[Stored data]
☆ ☆ ☆ ☆ ☆ ☆ ☆

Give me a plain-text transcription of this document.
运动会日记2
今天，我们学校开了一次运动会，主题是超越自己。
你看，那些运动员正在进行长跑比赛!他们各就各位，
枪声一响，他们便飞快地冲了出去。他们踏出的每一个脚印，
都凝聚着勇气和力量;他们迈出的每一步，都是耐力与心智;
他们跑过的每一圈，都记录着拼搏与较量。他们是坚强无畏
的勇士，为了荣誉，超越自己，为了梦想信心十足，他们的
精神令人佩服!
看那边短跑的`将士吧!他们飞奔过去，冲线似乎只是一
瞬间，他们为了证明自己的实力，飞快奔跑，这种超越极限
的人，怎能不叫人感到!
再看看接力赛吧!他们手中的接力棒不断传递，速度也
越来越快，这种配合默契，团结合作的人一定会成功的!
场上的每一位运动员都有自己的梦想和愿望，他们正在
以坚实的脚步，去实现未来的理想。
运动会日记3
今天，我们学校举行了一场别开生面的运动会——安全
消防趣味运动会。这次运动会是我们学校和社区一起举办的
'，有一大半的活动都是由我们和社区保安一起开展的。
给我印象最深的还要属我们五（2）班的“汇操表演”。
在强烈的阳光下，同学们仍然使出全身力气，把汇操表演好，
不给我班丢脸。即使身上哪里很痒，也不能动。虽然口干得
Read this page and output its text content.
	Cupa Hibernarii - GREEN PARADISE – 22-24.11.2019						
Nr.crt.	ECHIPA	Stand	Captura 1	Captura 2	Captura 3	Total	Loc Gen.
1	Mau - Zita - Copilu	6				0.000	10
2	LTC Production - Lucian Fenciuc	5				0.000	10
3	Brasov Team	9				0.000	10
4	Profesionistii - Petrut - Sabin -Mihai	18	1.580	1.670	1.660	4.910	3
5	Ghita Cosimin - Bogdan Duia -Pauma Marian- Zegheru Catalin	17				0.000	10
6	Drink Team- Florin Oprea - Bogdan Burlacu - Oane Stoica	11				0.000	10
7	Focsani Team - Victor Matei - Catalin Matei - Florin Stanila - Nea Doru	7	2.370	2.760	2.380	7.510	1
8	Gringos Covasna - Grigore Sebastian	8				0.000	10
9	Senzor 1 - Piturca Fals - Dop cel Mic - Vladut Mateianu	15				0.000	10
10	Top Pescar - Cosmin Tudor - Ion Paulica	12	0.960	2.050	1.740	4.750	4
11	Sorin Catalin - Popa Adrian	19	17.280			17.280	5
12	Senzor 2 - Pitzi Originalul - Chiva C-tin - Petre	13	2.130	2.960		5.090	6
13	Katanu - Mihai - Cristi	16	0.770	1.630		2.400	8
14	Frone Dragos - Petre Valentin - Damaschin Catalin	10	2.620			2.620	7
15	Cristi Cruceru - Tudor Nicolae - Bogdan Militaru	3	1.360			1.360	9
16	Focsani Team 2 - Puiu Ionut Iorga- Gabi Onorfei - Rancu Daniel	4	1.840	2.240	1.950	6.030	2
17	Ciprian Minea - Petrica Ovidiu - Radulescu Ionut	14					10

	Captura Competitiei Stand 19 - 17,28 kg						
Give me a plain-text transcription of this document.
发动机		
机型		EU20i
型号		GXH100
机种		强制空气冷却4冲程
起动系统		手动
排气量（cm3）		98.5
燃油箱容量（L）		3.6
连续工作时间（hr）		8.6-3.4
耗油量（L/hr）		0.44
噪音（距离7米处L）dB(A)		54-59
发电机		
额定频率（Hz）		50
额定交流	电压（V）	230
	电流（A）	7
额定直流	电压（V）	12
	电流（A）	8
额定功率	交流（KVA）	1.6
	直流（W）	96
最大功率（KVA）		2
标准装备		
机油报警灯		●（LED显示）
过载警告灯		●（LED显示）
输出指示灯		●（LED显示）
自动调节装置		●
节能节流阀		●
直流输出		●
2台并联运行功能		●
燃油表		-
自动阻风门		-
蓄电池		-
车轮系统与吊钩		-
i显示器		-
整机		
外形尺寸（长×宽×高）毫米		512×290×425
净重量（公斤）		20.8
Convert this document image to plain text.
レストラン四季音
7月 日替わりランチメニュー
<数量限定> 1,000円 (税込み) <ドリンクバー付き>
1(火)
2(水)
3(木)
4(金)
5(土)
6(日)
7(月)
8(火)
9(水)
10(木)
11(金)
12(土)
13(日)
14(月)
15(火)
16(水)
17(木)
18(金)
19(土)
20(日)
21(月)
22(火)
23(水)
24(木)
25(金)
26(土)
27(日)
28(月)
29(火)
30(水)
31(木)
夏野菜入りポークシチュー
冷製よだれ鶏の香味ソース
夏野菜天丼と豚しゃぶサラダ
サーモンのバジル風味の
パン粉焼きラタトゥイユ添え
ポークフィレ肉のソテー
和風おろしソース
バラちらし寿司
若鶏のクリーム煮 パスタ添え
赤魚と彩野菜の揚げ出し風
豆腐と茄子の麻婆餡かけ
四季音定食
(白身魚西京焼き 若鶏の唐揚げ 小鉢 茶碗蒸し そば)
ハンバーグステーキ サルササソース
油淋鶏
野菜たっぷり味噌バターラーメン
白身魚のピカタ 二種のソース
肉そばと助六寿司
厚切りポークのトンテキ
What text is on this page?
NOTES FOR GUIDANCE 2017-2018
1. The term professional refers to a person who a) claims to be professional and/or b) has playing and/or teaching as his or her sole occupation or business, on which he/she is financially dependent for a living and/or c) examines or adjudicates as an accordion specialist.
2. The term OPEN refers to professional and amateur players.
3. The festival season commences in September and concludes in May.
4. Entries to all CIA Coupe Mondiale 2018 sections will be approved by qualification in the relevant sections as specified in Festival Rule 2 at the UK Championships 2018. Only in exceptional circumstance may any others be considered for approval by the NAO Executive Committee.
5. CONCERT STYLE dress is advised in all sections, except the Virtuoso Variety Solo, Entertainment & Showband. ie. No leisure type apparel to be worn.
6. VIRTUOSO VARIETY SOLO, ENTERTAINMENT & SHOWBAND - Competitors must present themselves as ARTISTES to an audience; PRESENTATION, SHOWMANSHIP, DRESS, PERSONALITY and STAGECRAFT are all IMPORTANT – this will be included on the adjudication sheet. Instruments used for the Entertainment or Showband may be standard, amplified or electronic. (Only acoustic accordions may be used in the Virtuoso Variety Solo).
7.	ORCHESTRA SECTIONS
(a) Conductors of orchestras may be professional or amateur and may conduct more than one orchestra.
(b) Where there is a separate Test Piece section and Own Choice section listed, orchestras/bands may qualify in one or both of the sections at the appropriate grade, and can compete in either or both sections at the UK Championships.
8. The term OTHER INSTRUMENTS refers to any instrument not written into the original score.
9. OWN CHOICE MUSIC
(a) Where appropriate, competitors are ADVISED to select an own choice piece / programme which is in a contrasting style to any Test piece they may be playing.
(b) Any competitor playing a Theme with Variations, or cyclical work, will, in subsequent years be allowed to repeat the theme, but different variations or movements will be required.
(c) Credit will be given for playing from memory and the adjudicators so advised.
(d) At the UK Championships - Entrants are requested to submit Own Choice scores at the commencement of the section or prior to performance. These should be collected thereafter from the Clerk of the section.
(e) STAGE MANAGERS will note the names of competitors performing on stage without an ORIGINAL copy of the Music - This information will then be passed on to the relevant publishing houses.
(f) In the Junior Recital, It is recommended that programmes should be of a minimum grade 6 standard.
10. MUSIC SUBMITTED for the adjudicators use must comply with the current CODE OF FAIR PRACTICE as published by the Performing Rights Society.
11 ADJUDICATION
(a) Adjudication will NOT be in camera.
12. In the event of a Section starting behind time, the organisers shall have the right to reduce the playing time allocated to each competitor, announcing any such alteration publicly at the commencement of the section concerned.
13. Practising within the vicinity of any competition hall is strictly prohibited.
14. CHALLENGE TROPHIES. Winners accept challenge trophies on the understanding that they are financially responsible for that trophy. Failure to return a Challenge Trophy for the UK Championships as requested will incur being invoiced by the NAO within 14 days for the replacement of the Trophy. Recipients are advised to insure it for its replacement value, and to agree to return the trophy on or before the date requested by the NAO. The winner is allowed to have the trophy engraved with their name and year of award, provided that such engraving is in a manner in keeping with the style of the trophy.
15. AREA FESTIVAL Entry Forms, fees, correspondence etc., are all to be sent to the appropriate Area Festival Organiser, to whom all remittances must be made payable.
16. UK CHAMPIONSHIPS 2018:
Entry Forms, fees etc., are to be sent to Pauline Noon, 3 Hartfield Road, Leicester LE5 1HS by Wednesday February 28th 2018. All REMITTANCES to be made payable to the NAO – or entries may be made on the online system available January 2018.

☆ ☆ ☆ ☆ ☆ ☆ ☆

— WHAT IS EXPECTED —
Return all the lines that contain the string "professional".

— RESPONSE TO THE TASK —
1. The term professional refers to a person who a) claims to be professional and/or b) has playing and/or teaching as his or her sole occupation or business, on which he/she is financially dependent for a living and/or c) examines or adjudicates as an accordion specialist.
2. The term OPEN refers to professional and amateur players.
(a) Conductors of orchestras may be professional or amateur and may conduct more than one orchestra.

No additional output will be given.